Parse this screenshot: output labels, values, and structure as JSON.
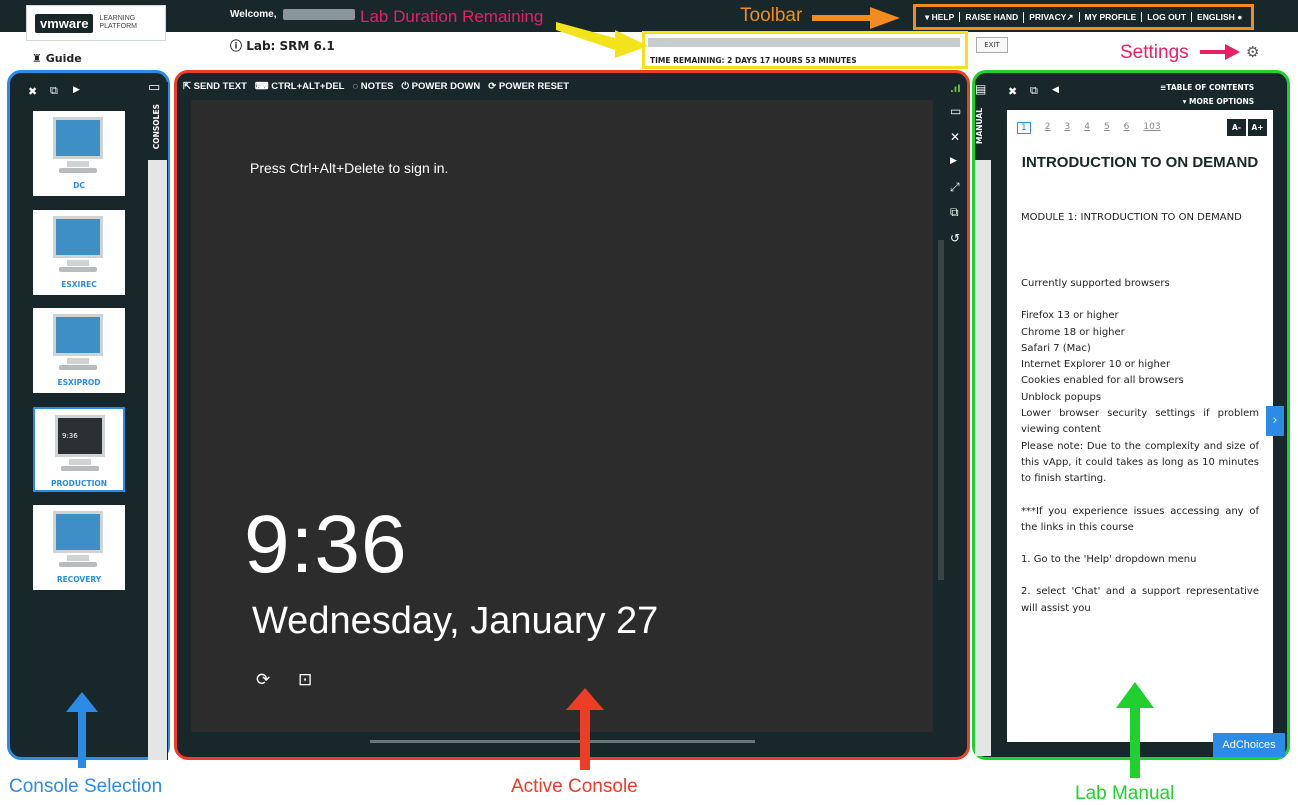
{
  "header": {
    "logo_brand": "vmware",
    "logo_sub1": "LEARNING",
    "logo_sub2": "PLATFORM",
    "welcome": "Welcome,",
    "menu": [
      "▾ HELP",
      "RAISE HAND",
      "PRIVACY↗",
      "MY PROFILE",
      "LOG OUT",
      "ENGLISH"
    ],
    "guide": "Guide",
    "lab_title": "Lab: SRM 6.1",
    "time_remaining": "TIME REMAINING: 2 DAYS 17 HOURS 53 MINUTES",
    "exit": "EXIT"
  },
  "annotations": {
    "duration": "Lab Duration Remaining",
    "toolbar": "Toolbar",
    "settings": "Settings",
    "console_selection": "Console Selection",
    "active_console": "Active Console",
    "lab_manual": "Lab Manual"
  },
  "consoles": {
    "tab_label": "CONSOLES",
    "items": [
      {
        "label": "DC",
        "active": false
      },
      {
        "label": "ESXIREC",
        "active": false
      },
      {
        "label": "ESXIPROD",
        "active": false
      },
      {
        "label": "PRODUCTION",
        "active": true
      },
      {
        "label": "RECOVERY",
        "active": false
      }
    ],
    "mini_clock": "9:36"
  },
  "console": {
    "toolbar": [
      "SEND TEXT",
      "CTRL+ALT+DEL",
      "NOTES",
      "POWER DOWN",
      "POWER RESET"
    ],
    "press_text": "Press Ctrl+Alt+Delete to sign in.",
    "clock": "9:36",
    "date": "Wednesday, January 27"
  },
  "manual": {
    "tab_label": "MANUAL",
    "toc": "TABLE OF CONTENTS",
    "more_options": "MORE OPTIONS",
    "pages": [
      "1",
      "2",
      "3",
      "4",
      "5",
      "6",
      "103"
    ],
    "font_minus": "A-",
    "font_plus": "A+",
    "title": "INTRODUCTION TO ON DEMAND",
    "module": "MODULE 1: INTRODUCTION TO ON DEMAND",
    "lines": [
      "Currently supported browsers",
      "",
      "Firefox 13 or higher",
      "Chrome 18 or higher",
      "Safari 7 (Mac)",
      "Internet Explorer 10 or higher",
      "Cookies enabled for all browsers",
      "Unblock popups",
      "Lower browser security settings if problem viewing content",
      "Please note: Due to the complexity and size of this vApp, it could takes as long as 10 minutes to finish starting.",
      "",
      "***If you experience issues accessing any of the links in this course",
      "",
      "1. Go to the 'Help' dropdown menu",
      "",
      "2. select 'Chat' and a support representative will assist you"
    ],
    "adchoices": "AdChoices"
  }
}
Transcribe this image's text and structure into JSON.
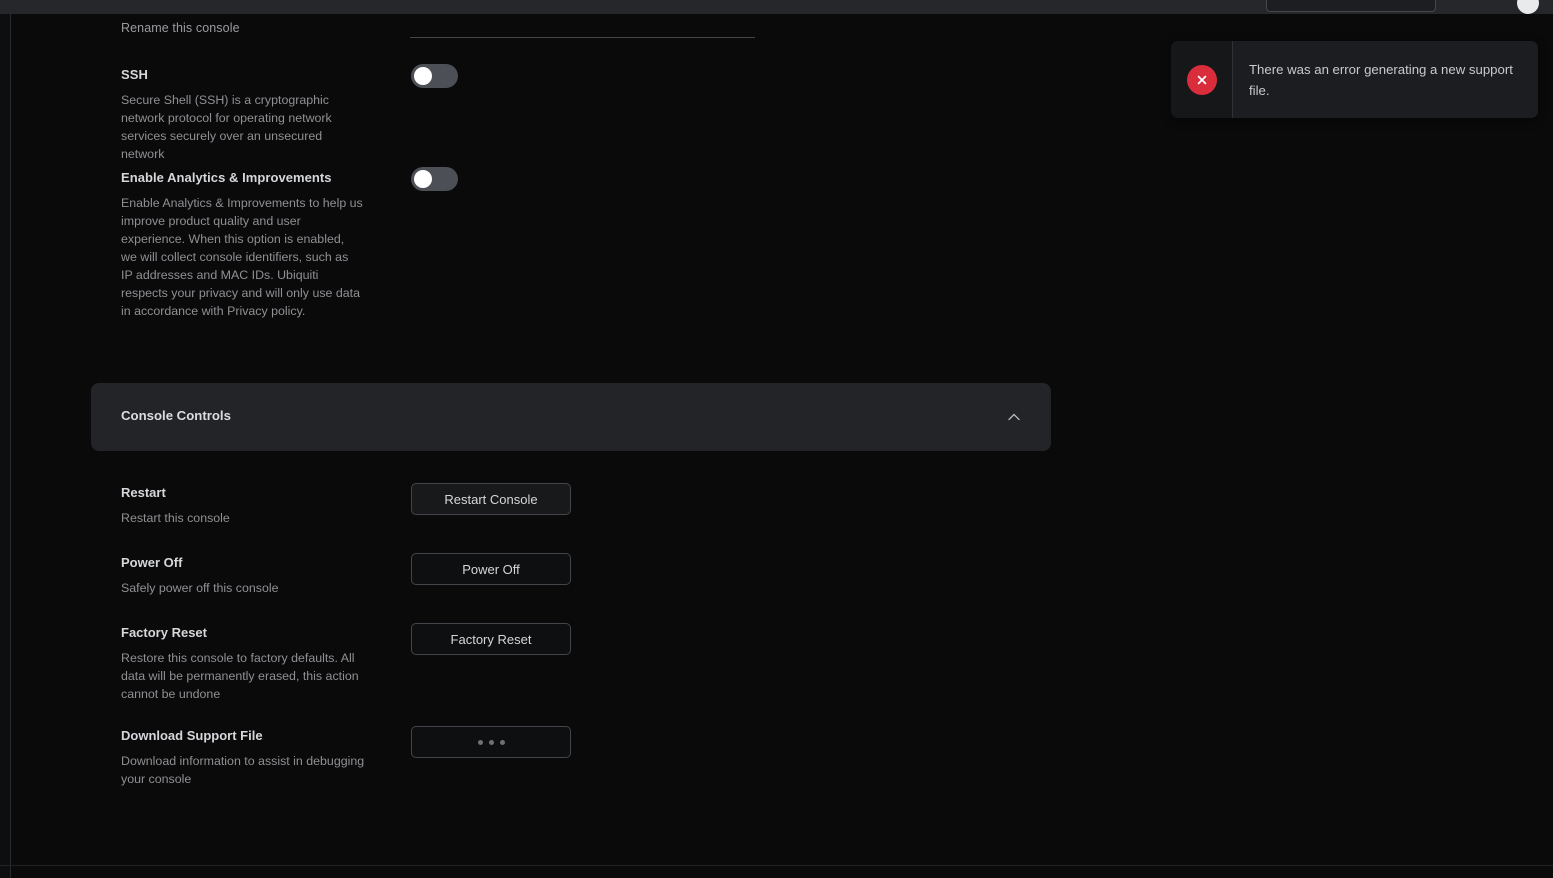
{
  "topbar": {
    "search_placeholder": "",
    "search_value": "",
    "avatar_label": ""
  },
  "settings": {
    "rename": {
      "value": "",
      "description": "Rename this console"
    },
    "ssh": {
      "title": "SSH",
      "description": "Secure Shell (SSH) is a cryptographic network protocol for operating network services securely over an unsecured network",
      "state": "off"
    },
    "analytics": {
      "title": "Enable Analytics & Improvements",
      "description": "Enable Analytics & Improvements to help us improve product quality and user experience. When this option is enabled, we will collect console identifiers, such as IP addresses and MAC IDs. Ubiquiti respects your privacy and will only use data in accordance with Privacy policy.",
      "state": "off"
    }
  },
  "console_controls": {
    "section_title": "Console Controls",
    "collapse_icon": "chevron-up-icon",
    "expanded": true,
    "rows": [
      {
        "title": "Restart",
        "description": "Restart this console",
        "button_label": "Restart Console",
        "button_state": "hover"
      },
      {
        "title": "Power Off",
        "description": "Safely power off this console",
        "button_label": "Power Off",
        "button_state": "default"
      },
      {
        "title": "Factory Reset",
        "description": "Restore this console to factory defaults. All data will be permanently erased, this action cannot be undone",
        "button_label": "Factory Reset",
        "button_state": "default"
      },
      {
        "title": "Download Support File",
        "description": "Download information to assist in debugging your console",
        "button_label": "",
        "button_state": "loading"
      }
    ]
  },
  "toast": {
    "icon": "error-x-icon",
    "message": "There was an error generating a new support file.",
    "accent_color": "#d92d3c"
  },
  "colors": {
    "page_background": "#0a0a0b",
    "topbar_background": "#26272a",
    "card_background": "#232427",
    "toast_background": "#1c1d20",
    "toggle_track": "#4c4f56",
    "toggle_knob": "#ffffff",
    "border": "#44454a",
    "text_primary": "#d6d7da",
    "text_secondary": "#8f9093"
  }
}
----
(Set task)
Tally the lines of the listing that include "INTRODUCTION". Reply with nothing but the count.

(Solution)
2